TASK
What lines of the data hold the string "title"? Pull each one out.

==== DATA FOR PROCESSING

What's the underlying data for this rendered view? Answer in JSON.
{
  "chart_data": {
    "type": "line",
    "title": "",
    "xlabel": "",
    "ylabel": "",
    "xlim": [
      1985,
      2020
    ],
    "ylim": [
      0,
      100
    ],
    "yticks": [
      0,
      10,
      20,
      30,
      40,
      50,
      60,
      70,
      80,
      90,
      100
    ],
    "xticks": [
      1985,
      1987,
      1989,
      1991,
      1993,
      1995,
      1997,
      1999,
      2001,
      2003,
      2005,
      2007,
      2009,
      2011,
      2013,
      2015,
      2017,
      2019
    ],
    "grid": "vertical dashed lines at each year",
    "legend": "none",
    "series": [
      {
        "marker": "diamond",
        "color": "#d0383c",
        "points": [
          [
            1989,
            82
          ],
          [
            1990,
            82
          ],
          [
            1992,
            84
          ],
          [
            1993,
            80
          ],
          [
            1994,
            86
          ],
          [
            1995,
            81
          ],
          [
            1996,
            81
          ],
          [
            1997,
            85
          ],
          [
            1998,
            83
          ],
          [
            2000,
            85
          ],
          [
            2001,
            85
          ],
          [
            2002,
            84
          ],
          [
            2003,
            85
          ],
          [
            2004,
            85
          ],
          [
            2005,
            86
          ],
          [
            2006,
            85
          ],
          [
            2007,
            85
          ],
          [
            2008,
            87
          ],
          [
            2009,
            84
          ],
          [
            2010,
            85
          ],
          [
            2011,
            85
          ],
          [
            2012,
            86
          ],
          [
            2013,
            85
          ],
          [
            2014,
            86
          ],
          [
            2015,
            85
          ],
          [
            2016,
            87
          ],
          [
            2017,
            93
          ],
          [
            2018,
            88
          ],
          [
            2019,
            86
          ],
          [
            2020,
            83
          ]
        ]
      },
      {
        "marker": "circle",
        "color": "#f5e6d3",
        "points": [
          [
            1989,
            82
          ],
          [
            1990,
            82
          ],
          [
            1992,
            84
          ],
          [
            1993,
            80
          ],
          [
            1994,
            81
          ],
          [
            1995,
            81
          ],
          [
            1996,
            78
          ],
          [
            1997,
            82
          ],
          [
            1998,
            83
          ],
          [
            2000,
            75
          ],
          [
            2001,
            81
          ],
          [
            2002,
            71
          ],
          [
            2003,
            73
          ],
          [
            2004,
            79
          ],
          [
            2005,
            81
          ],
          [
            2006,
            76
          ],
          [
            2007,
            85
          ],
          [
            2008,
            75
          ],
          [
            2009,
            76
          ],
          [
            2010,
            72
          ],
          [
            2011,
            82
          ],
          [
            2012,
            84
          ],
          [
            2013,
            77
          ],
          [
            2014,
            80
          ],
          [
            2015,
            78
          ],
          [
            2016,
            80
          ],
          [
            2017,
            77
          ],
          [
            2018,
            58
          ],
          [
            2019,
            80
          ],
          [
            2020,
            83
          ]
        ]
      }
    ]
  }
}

========
==== DATA FOR PROCESSING

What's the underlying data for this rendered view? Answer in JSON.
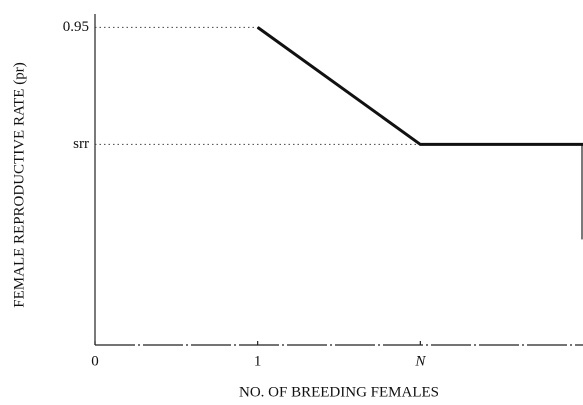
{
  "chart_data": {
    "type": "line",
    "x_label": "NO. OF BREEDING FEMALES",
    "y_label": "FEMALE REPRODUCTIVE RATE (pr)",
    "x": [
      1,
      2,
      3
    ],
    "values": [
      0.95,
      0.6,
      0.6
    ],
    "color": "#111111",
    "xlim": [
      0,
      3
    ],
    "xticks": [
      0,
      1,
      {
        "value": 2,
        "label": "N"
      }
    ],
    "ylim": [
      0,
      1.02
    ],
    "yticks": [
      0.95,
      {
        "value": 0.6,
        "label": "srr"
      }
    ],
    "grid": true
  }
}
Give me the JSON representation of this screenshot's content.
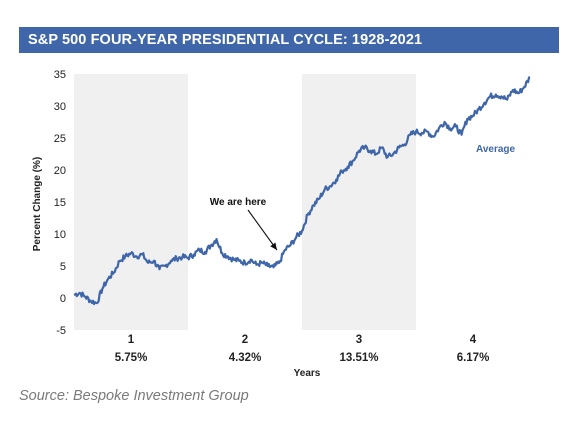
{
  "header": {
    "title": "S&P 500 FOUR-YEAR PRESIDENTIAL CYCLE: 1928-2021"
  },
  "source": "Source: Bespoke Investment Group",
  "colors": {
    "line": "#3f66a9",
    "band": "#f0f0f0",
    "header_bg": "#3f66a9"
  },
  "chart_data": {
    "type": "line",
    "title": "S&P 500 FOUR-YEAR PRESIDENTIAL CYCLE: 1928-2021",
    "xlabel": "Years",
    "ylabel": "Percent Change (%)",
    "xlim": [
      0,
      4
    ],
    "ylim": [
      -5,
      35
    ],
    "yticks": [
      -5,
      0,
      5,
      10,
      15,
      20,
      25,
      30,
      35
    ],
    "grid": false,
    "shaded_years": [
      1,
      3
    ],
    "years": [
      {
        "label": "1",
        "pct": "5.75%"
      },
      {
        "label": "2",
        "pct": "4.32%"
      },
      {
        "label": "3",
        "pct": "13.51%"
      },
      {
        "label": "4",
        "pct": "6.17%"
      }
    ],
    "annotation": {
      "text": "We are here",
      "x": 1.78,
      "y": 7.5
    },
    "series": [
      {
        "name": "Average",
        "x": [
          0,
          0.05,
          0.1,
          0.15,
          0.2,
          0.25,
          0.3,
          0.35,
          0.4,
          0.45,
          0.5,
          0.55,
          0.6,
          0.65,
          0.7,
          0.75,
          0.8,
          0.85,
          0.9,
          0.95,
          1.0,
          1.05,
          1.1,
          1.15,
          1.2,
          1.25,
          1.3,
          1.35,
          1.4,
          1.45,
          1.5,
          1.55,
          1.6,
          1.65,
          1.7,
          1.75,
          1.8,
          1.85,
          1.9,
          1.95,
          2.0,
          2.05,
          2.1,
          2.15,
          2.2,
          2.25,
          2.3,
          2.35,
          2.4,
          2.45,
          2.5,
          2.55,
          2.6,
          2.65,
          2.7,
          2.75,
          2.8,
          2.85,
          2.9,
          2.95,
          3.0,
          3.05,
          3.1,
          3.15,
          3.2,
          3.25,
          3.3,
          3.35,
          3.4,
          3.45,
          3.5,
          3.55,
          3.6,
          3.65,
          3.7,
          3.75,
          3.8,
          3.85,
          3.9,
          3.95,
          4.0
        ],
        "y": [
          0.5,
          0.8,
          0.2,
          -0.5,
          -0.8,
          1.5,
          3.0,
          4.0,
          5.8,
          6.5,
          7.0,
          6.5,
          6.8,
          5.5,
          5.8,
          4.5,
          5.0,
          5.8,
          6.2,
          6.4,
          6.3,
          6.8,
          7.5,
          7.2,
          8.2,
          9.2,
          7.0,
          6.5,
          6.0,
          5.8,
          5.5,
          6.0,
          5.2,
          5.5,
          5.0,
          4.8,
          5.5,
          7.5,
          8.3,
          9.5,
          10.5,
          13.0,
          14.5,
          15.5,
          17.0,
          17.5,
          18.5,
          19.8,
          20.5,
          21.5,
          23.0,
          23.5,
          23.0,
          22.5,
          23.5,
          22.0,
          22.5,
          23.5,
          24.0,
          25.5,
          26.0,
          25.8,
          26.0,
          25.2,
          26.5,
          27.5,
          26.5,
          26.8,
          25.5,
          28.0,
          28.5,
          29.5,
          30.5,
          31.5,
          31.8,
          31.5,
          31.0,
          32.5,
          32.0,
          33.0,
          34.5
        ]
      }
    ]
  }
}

========

CORRECT ANSWER
    "title": "",
    "title": "S&P 500 FOUR-YEAR PRESIDENTIAL CYCLE: 1928-2021"
    "title": "S&P 500 FOUR-YEAR PRESIDENTIAL CYCLE: 1928-2021",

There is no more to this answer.